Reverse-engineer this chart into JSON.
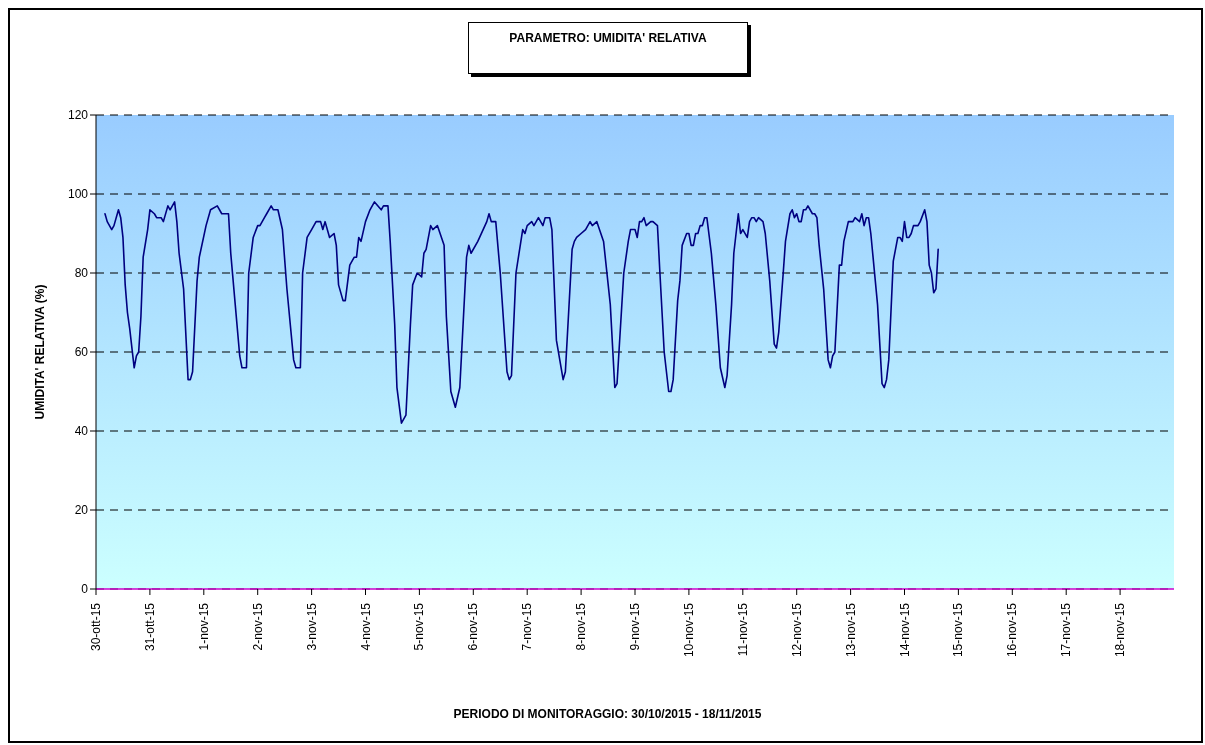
{
  "chart_data": {
    "type": "line",
    "title": "PARAMETRO: UMIDITA' RELATIVA",
    "xlabel": "PERIODO DI MONITORAGGIO: 30/10/2015 - 18/11/2015",
    "ylabel": "UMIDITA' RELATIVA (%)",
    "xlim": [
      "2015-10-30",
      "2015-11-19"
    ],
    "xticks": [
      {
        "value": "2015-10-30",
        "label": "30-ott-15"
      },
      {
        "value": "2015-10-31",
        "label": "31-ott-15"
      },
      {
        "value": "2015-11-01",
        "label": "1-nov-15"
      },
      {
        "value": "2015-11-02",
        "label": "2-nov-15"
      },
      {
        "value": "2015-11-03",
        "label": "3-nov-15"
      },
      {
        "value": "2015-11-04",
        "label": "4-nov-15"
      },
      {
        "value": "2015-11-05",
        "label": "5-nov-15"
      },
      {
        "value": "2015-11-06",
        "label": "6-nov-15"
      },
      {
        "value": "2015-11-07",
        "label": "7-nov-15"
      },
      {
        "value": "2015-11-08",
        "label": "8-nov-15"
      },
      {
        "value": "2015-11-09",
        "label": "9-nov-15"
      },
      {
        "value": "2015-11-10",
        "label": "10-nov-15"
      },
      {
        "value": "2015-11-11",
        "label": "11-nov-15"
      },
      {
        "value": "2015-11-12",
        "label": "12-nov-15"
      },
      {
        "value": "2015-11-13",
        "label": "13-nov-15"
      },
      {
        "value": "2015-11-14",
        "label": "14-nov-15"
      },
      {
        "value": "2015-11-15",
        "label": "15-nov-15"
      },
      {
        "value": "2015-11-16",
        "label": "16-nov-15"
      },
      {
        "value": "2015-11-17",
        "label": "17-nov-15"
      },
      {
        "value": "2015-11-18",
        "label": "18-nov-15"
      }
    ],
    "ylim": [
      0,
      120
    ],
    "yticks": [
      0,
      20,
      40,
      60,
      80,
      100,
      120
    ],
    "grid": "y",
    "marker": "none",
    "line_style": "solid",
    "series": [
      {
        "color": "#000080",
        "x": [
          "2015-10-30T04:00",
          "2015-10-30T05:00",
          "2015-10-30T07:00",
          "2015-10-30T08:00",
          "2015-10-30T10:00",
          "2015-10-30T11:00",
          "2015-10-30T12:00",
          "2015-10-30T13:00",
          "2015-10-30T14:00",
          "2015-10-30T15:00",
          "2015-10-30T17:00",
          "2015-10-30T18:00",
          "2015-10-30T19:00",
          "2015-10-30T20:00",
          "2015-10-30T21:00",
          "2015-10-30T23:00",
          "2015-10-31T00:00",
          "2015-10-31T02:00",
          "2015-10-31T03:00",
          "2015-10-31T05:00",
          "2015-10-31T06:00",
          "2015-10-31T08:00",
          "2015-10-31T09:00",
          "2015-10-31T11:00",
          "2015-10-31T12:00",
          "2015-10-31T13:00",
          "2015-10-31T15:00",
          "2015-10-31T17:00",
          "2015-10-31T18:00",
          "2015-10-31T19:00",
          "2015-10-31T21:00",
          "2015-10-31T22:00",
          "2015-11-01T01:00",
          "2015-11-01T03:00",
          "2015-11-01T06:00",
          "2015-11-01T08:00",
          "2015-11-01T11:00",
          "2015-11-01T12:00",
          "2015-11-01T14:00",
          "2015-11-01T16:00",
          "2015-11-01T17:00",
          "2015-11-01T19:00",
          "2015-11-01T20:00",
          "2015-11-01T22:00",
          "2015-11-02T00:00",
          "2015-11-02T01:00",
          "2015-11-02T03:00",
          "2015-11-02T04:00",
          "2015-11-02T06:00",
          "2015-11-02T07:00",
          "2015-11-02T09:00",
          "2015-11-02T11:00",
          "2015-11-02T13:00",
          "2015-11-02T16:00",
          "2015-11-02T17:00",
          "2015-11-02T19:00",
          "2015-11-02T20:00",
          "2015-11-02T22:00",
          "2015-11-03T00:00",
          "2015-11-03T01:00",
          "2015-11-03T02:00",
          "2015-11-03T04:00",
          "2015-11-03T05:00",
          "2015-11-03T06:00",
          "2015-11-03T08:00",
          "2015-11-03T10:00",
          "2015-11-03T11:00",
          "2015-11-03T12:00",
          "2015-11-03T14:00",
          "2015-11-03T15:00",
          "2015-11-03T17:00",
          "2015-11-03T19:00",
          "2015-11-03T20:00",
          "2015-11-03T21:00",
          "2015-11-03T22:00",
          "2015-11-04T00:00",
          "2015-11-04T02:00",
          "2015-11-04T04:00",
          "2015-11-04T07:00",
          "2015-11-04T08:00",
          "2015-11-04T10:00",
          "2015-11-04T11:00",
          "2015-11-04T13:00",
          "2015-11-04T14:00",
          "2015-11-04T16:00",
          "2015-11-04T18:00",
          "2015-11-04T20:00",
          "2015-11-04T21:00",
          "2015-11-04T23:00",
          "2015-11-05T01:00",
          "2015-11-05T02:00",
          "2015-11-05T03:00",
          "2015-11-05T05:00",
          "2015-11-05T06:00",
          "2015-11-05T08:00",
          "2015-11-05T11:00",
          "2015-11-05T12:00",
          "2015-11-05T14:00",
          "2015-11-05T16:00",
          "2015-11-05T18:00",
          "2015-11-05T21:00",
          "2015-11-05T22:00",
          "2015-11-05T23:00",
          "2015-11-06T02:00",
          "2015-11-06T06:00",
          "2015-11-06T07:00",
          "2015-11-06T08:00",
          "2015-11-06T10:00",
          "2015-11-06T12:00",
          "2015-11-06T15:00",
          "2015-11-06T16:00",
          "2015-11-06T17:00",
          "2015-11-06T19:00",
          "2015-11-06T22:00",
          "2015-11-06T23:00",
          "2015-11-07T00:00",
          "2015-11-07T02:00",
          "2015-11-07T03:00",
          "2015-11-07T05:00",
          "2015-11-07T07:00",
          "2015-11-07T08:00",
          "2015-11-07T10:00",
          "2015-11-07T11:00",
          "2015-11-07T13:00",
          "2015-11-07T16:00",
          "2015-11-07T17:00",
          "2015-11-07T20:00",
          "2015-11-07T21:00",
          "2015-11-07T22:00",
          "2015-11-08T00:00",
          "2015-11-08T02:00",
          "2015-11-08T04:00",
          "2015-11-08T05:00",
          "2015-11-08T07:00",
          "2015-11-08T10:00",
          "2015-11-08T13:00",
          "2015-11-08T15:00",
          "2015-11-08T16:00",
          "2015-11-08T19:00",
          "2015-11-08T21:00",
          "2015-11-08T22:00",
          "2015-11-09T00:00",
          "2015-11-09T01:00",
          "2015-11-09T02:00",
          "2015-11-09T03:00",
          "2015-11-09T04:00",
          "2015-11-09T05:00",
          "2015-11-09T07:00",
          "2015-11-09T08:00",
          "2015-11-09T10:00",
          "2015-11-09T11:00",
          "2015-11-09T13:00",
          "2015-11-09T15:00",
          "2015-11-09T16:00",
          "2015-11-09T17:00",
          "2015-11-09T19:00",
          "2015-11-09T20:00",
          "2015-11-09T21:00",
          "2015-11-09T23:00",
          "2015-11-10T00:00",
          "2015-11-10T01:00",
          "2015-11-10T02:00",
          "2015-11-10T03:00",
          "2015-11-10T04:00",
          "2015-11-10T05:00",
          "2015-11-10T06:00",
          "2015-11-10T07:00",
          "2015-11-10T08:00",
          "2015-11-10T10:00",
          "2015-11-10T12:00",
          "2015-11-10T14:00",
          "2015-11-10T16:00",
          "2015-11-10T17:00",
          "2015-11-10T19:00",
          "2015-11-10T20:00",
          "2015-11-10T22:00",
          "2015-11-10T23:00",
          "2015-11-11T00:00",
          "2015-11-11T02:00",
          "2015-11-11T03:00",
          "2015-11-11T04:00",
          "2015-11-11T05:00",
          "2015-11-11T06:00",
          "2015-11-11T07:00",
          "2015-11-11T09:00",
          "2015-11-11T10:00",
          "2015-11-11T12:00",
          "2015-11-11T14:00",
          "2015-11-11T15:00",
          "2015-11-11T16:00",
          "2015-11-11T18:00",
          "2015-11-11T19:00",
          "2015-11-11T21:00",
          "2015-11-11T22:00",
          "2015-11-11T23:00",
          "2015-11-12T00:00",
          "2015-11-12T01:00",
          "2015-11-12T02:00",
          "2015-11-12T03:00",
          "2015-11-12T04:00",
          "2015-11-12T05:00",
          "2015-11-12T07:00",
          "2015-11-12T08:00",
          "2015-11-12T09:00",
          "2015-11-12T10:00",
          "2015-11-12T12:00",
          "2015-11-12T14:00",
          "2015-11-12T15:00",
          "2015-11-12T16:00",
          "2015-11-12T17:00",
          "2015-11-12T19:00",
          "2015-11-12T20:00",
          "2015-11-12T21:00",
          "2015-11-12T23:00",
          "2015-11-13T01:00",
          "2015-11-13T02:00",
          "2015-11-13T04:00",
          "2015-11-13T05:00",
          "2015-11-13T06:00",
          "2015-11-13T07:00",
          "2015-11-13T08:00",
          "2015-11-13T09:00",
          "2015-11-13T10:00",
          "2015-11-13T12:00",
          "2015-11-13T14:00",
          "2015-11-13T15:00",
          "2015-11-13T16:00",
          "2015-11-13T17:00",
          "2015-11-13T19:00",
          "2015-11-13T21:00",
          "2015-11-13T22:00",
          "2015-11-13T23:00",
          "2015-11-14T00:00",
          "2015-11-14T01:00",
          "2015-11-14T02:00",
          "2015-11-14T03:00",
          "2015-11-14T04:00",
          "2015-11-14T06:00",
          "2015-11-14T07:00",
          "2015-11-14T09:00",
          "2015-11-14T10:00",
          "2015-11-14T11:00",
          "2015-11-14T12:00",
          "2015-11-14T13:00",
          "2015-11-14T14:00",
          "2015-11-14T15:00"
        ],
        "values": [
          95,
          93,
          91,
          92,
          96,
          94,
          89,
          77,
          70,
          66,
          56,
          59,
          60,
          69,
          84,
          91,
          96,
          95,
          94,
          94,
          93,
          97,
          96,
          98,
          93,
          85,
          76,
          53,
          53,
          55,
          78,
          84,
          92,
          96,
          97,
          95,
          95,
          85,
          72,
          59,
          56,
          56,
          80,
          89,
          92,
          92,
          94,
          95,
          97,
          96,
          96,
          91,
          76,
          58,
          56,
          56,
          80,
          89,
          91,
          92,
          93,
          93,
          91,
          93,
          89,
          90,
          87,
          77,
          73,
          73,
          82,
          84,
          84,
          89,
          88,
          93,
          96,
          98,
          96,
          97,
          97,
          88,
          67,
          51,
          42,
          44,
          67,
          77,
          80,
          79,
          85,
          86,
          92,
          91,
          92,
          87,
          69,
          50,
          46,
          51,
          84,
          87,
          85,
          88,
          93,
          95,
          93,
          93,
          80,
          55,
          53,
          54,
          80,
          91,
          90,
          92,
          93,
          92,
          94,
          92,
          94,
          94,
          91,
          63,
          53,
          55,
          86,
          88,
          89,
          90,
          91,
          93,
          92,
          93,
          88,
          72,
          51,
          52,
          80,
          88,
          91,
          91,
          89,
          93,
          93,
          94,
          92,
          93,
          93,
          92,
          81,
          60,
          50,
          50,
          53,
          73,
          78,
          87,
          90,
          90,
          87,
          87,
          90,
          90,
          92,
          92,
          94,
          94,
          85,
          72,
          56,
          51,
          54,
          72,
          85,
          95,
          90,
          91,
          89,
          93,
          94,
          94,
          93,
          94,
          93,
          90,
          78,
          62,
          61,
          65,
          80,
          88,
          95,
          96,
          94,
          95,
          93,
          93,
          96,
          96,
          97,
          95,
          95,
          94,
          87,
          76,
          58,
          56,
          59,
          60,
          82,
          82,
          88,
          93,
          93,
          94,
          93,
          95,
          92,
          94,
          94,
          90,
          84,
          72,
          52,
          51,
          53,
          58,
          83,
          89,
          89,
          88,
          93,
          89,
          89,
          90,
          92,
          92,
          93,
          96,
          93,
          82,
          80,
          75,
          76,
          86
        ]
      }
    ]
  }
}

Task description: Pull every line holding "RELATIVA" out of the records.

Solved exercise:
    "title": "PARAMETRO: UMIDITA' RELATIVA",
    "ylabel": "UMIDITA' RELATIVA (%)",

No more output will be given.